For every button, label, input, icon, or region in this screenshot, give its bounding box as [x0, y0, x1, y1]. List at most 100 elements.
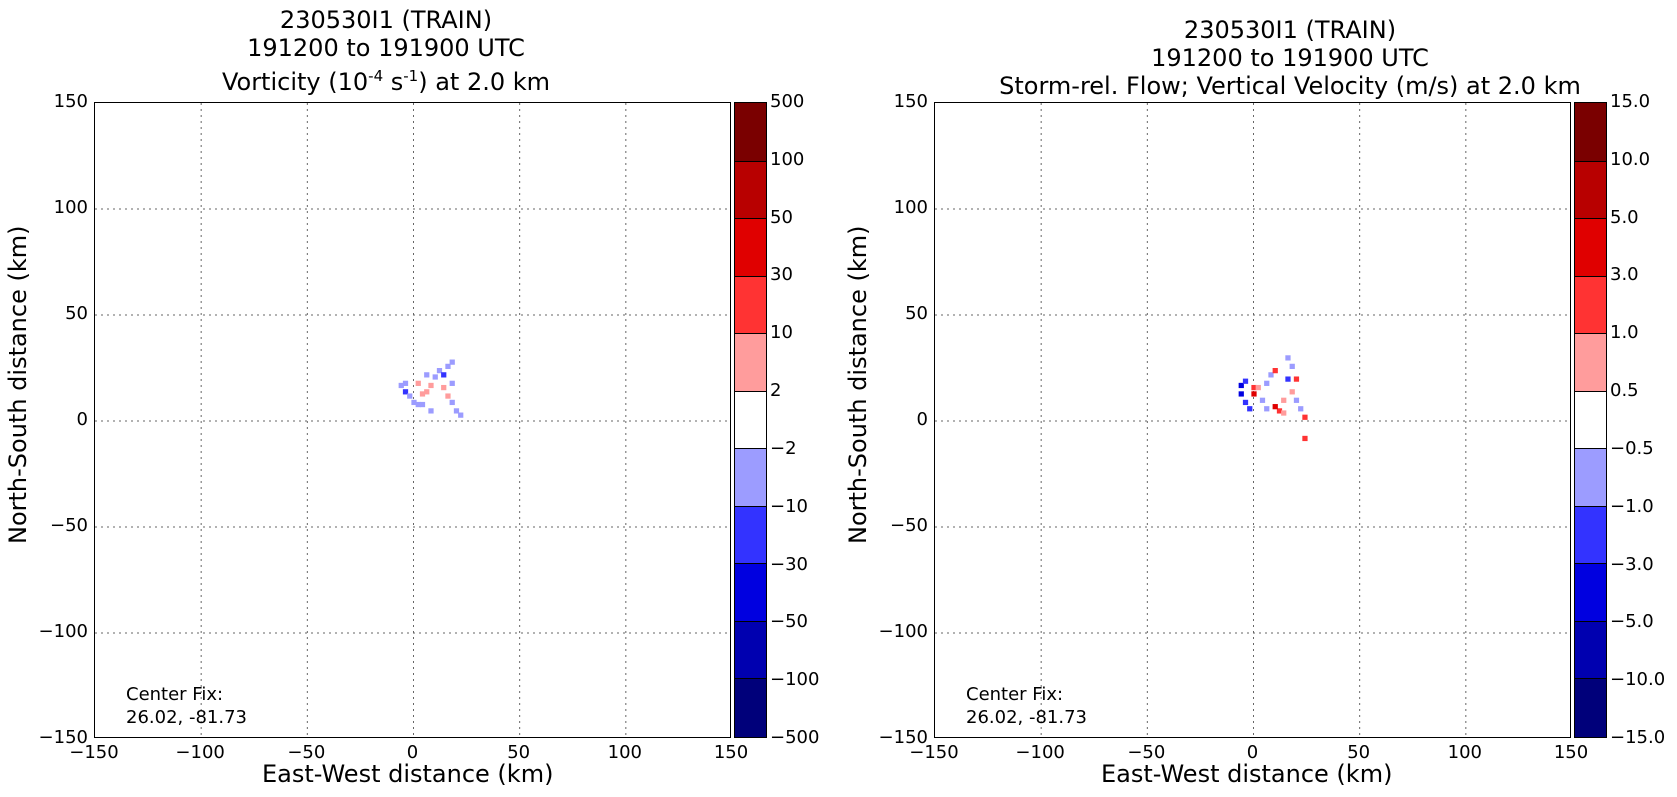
data-cell	[415, 380, 421, 386]
title-line-3-pre: Vorticity (10	[221, 68, 369, 96]
title-line-3: Vorticity (10-4 s-1) at 2.0 km	[186, 62, 586, 96]
y-tick-label: 50	[65, 303, 88, 324]
data-cell	[1242, 378, 1249, 384]
data-cell	[1281, 410, 1287, 416]
colorbar-tick-label: −10	[770, 495, 808, 517]
colorbar-tick-label: 30	[770, 264, 793, 286]
x-tick-label: 150	[1553, 742, 1589, 763]
y-tick-label: −150	[38, 727, 88, 748]
y-tick-label: 100	[53, 197, 88, 218]
data-cell	[424, 389, 430, 395]
y-tick-label: 150	[53, 91, 88, 112]
title-line-1: 230530I1 (TRAIN)	[279, 6, 493, 34]
plot-svg	[95, 103, 730, 737]
title-line-1: 230530I1 (TRAIN)	[1183, 16, 1397, 44]
colorbar-tick-label: 1.0	[1610, 322, 1639, 344]
colorbar-segment	[1575, 103, 1606, 162]
x-axis-label-2: East-West distance (km)	[1101, 760, 1393, 788]
data-cell	[445, 393, 451, 399]
colorbar-segment	[735, 333, 766, 392]
data-cell	[1264, 380, 1270, 386]
data-cell	[1238, 382, 1244, 389]
data-cell	[1251, 391, 1257, 397]
chart-title: 230530I1 (TRAIN) 191200 to 191900 UTC Vo…	[186, 6, 586, 96]
colorbar-segment	[1575, 333, 1606, 392]
title-line-2: 191200 to 191900 UTC	[1151, 44, 1429, 72]
data-cell	[432, 374, 438, 380]
data-cell	[1238, 391, 1244, 397]
colorbar-tick-label: −30	[770, 553, 808, 575]
x-tick-label: 100	[1447, 742, 1482, 763]
center-fix-annotation-2: Center Fix: 26.02, -81.73	[966, 683, 1087, 729]
center-fix-value: 26.02, -81.73	[126, 707, 247, 728]
title-line-2: 191200 to 191900 UTC	[247, 34, 525, 62]
data-cell	[411, 399, 417, 406]
x-tick-label: 100	[607, 742, 642, 763]
colorbar-tick-label: 500	[770, 91, 805, 112]
y-tick-label: 0	[916, 409, 928, 430]
data-cell	[419, 391, 426, 397]
x-tick-label: −50	[1127, 742, 1166, 763]
data-cell	[1285, 355, 1291, 361]
colorbar-tick-label: −2	[770, 437, 797, 459]
colorbar-tick-label: 15.0	[1610, 91, 1651, 112]
center-fix-label: Center Fix:	[126, 684, 224, 705]
y-axis-label-2: North-South distance (km)	[844, 225, 872, 545]
data-cell	[453, 408, 460, 414]
data-cell	[1281, 397, 1287, 403]
colorbar-segment	[1575, 275, 1606, 335]
colorbar-segment	[1575, 390, 1606, 450]
colorbar-tick-label: −3.0	[1610, 553, 1654, 575]
colorbar-segment	[735, 563, 766, 622]
data-cell	[428, 408, 434, 414]
y-tick-label: 0	[76, 409, 88, 430]
colorbar-tick-label: −1.0	[1610, 495, 1654, 517]
x-tick-label: 50	[507, 742, 531, 763]
data-cell	[441, 372, 447, 378]
colorbar-2	[1574, 102, 1607, 738]
colorbar-tick-label: −500	[770, 727, 820, 748]
data-cell	[449, 359, 455, 365]
data-cell	[1293, 397, 1300, 403]
data-cell	[1302, 414, 1308, 420]
data-cell	[449, 380, 455, 386]
colorbar-segment	[735, 390, 766, 450]
data-cell	[1293, 376, 1300, 382]
colorbar-segment	[1575, 218, 1606, 277]
data-cell	[1259, 397, 1266, 403]
data-cell	[436, 368, 443, 374]
data-cell	[1264, 406, 1270, 412]
data-cell	[402, 380, 409, 386]
data-cell	[428, 382, 434, 389]
data-cell	[424, 372, 430, 378]
colorbar-tick-label: 10.0	[1610, 148, 1651, 170]
x-tick-label: −150	[69, 742, 119, 763]
x-tick-label: −150	[909, 742, 959, 763]
data-cell	[415, 401, 421, 408]
y-axis-label: North-South distance (km)	[4, 225, 32, 545]
y-tick-label: −50	[50, 515, 88, 536]
title-line-3-sup1: -4	[368, 67, 384, 85]
data-cell	[1255, 384, 1261, 391]
colorbar-segment	[735, 160, 766, 220]
colorbar-tick-label: −10.0	[1610, 669, 1666, 691]
plot-area	[94, 102, 731, 738]
data-cell	[1302, 435, 1308, 442]
colorbar-tick-label: −15.0	[1610, 727, 1666, 748]
title-line-3-mid: s	[383, 68, 404, 96]
colorbar	[734, 102, 767, 738]
data-cell	[407, 393, 413, 399]
data-cell	[402, 389, 409, 395]
colorbar-tick-label: 2	[770, 380, 782, 402]
title-line-3-post: ) at 2.0 km	[418, 68, 551, 96]
data-cell	[1289, 389, 1295, 395]
data-cell	[419, 401, 426, 408]
colorbar-tick-label: −100	[770, 669, 820, 691]
colorbar-segment	[735, 505, 766, 565]
colorbar-segment	[1575, 160, 1606, 220]
data-cell	[1251, 384, 1257, 391]
colorbar-segment	[1575, 620, 1606, 680]
data-cell	[398, 382, 404, 389]
x-tick-label: 0	[406, 742, 419, 763]
data-cell	[1298, 406, 1304, 412]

REQUIREMENTS ▸
Which lines in the items above contain the string "title"? Pick out each one and copy it in full, matching case exactly.

ANSWER TO THE PROBLEM ▸
title-line-3-pre: Vorticity (10	[221, 68, 369, 96]
title-line-3: Vorticity (10-4 s-1) at 2.0 km	[186, 62, 586, 96]
title-line-1: 230530I1 (TRAIN)	[279, 6, 493, 34]
title-line-1: 230530I1 (TRAIN)	[1183, 16, 1397, 44]
chart-title: 230530I1 (TRAIN) 191200 to 191900 UTC Vo…	[186, 6, 586, 96]
title-line-2: 191200 to 191900 UTC	[1151, 44, 1429, 72]
title-line-2: 191200 to 191900 UTC	[247, 34, 525, 62]
title-line-3-sup1: -4	[368, 67, 384, 85]
title-line-3-mid: s	[383, 68, 404, 96]
title-line-3-post: ) at 2.0 km	[418, 68, 551, 96]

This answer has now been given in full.